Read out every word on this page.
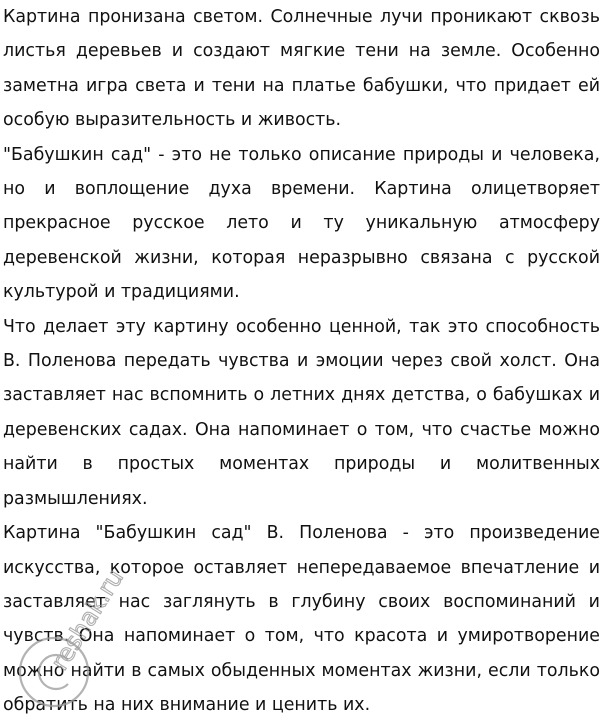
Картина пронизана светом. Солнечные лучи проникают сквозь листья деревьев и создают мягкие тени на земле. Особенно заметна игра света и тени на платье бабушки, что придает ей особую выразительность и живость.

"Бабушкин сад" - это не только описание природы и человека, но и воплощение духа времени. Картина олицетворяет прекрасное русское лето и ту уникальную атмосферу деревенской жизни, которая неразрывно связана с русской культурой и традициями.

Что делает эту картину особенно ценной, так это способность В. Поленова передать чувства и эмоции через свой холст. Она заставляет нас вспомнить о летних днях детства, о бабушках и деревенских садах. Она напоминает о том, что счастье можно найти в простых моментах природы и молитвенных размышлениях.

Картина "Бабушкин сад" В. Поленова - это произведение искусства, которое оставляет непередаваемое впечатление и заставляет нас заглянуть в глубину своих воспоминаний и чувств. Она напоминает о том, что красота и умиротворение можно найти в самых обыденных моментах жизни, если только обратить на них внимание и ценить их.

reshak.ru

◇ ◇ ◇ ◇ ◇

▶ WRITTEN INSTRUCTION
Leave out the pictures and copy the rest of the material above exactly.

▶ WRITTEN RESPONSE
Read out every word on this page.
Картина пронизана светом. Солнечные лучи проникают сквозь листья деревьев и создают мягкие тени на земле. Особенно заметна игра света и тени на платье бабушки, что придает ей особую выразительность и живость.

"Бабушкин сад" - это не только описание природы и человека, но и воплощение духа времени. Картина олицетворяет прекрасное русское лето и ту уникальную атмосферу деревенской жизни, которая неразрывно связана с русской культурой и традициями.

Что делает эту картину особенно ценной, так это способность В. Поленова передать чувства и эмоции через свой холст. Она заставляет нас вспомнить о летних днях детства, о бабушках и деревенских садах. Она напоминает о том, что счастье можно найти в простых моментах природы и молитвенных размышлениях.

Картина "Бабушкин сад" В. Поленова - это произведение искусства, которое оставляет непередаваемое впечатление и заставляет нас заглянуть в глубину своих воспоминаний и чувств. Она напоминает о том, что красота и умиротворение можно найти в самых обыденных моментах жизни, если только обратить на них внимание и ценить их.

reshak.ru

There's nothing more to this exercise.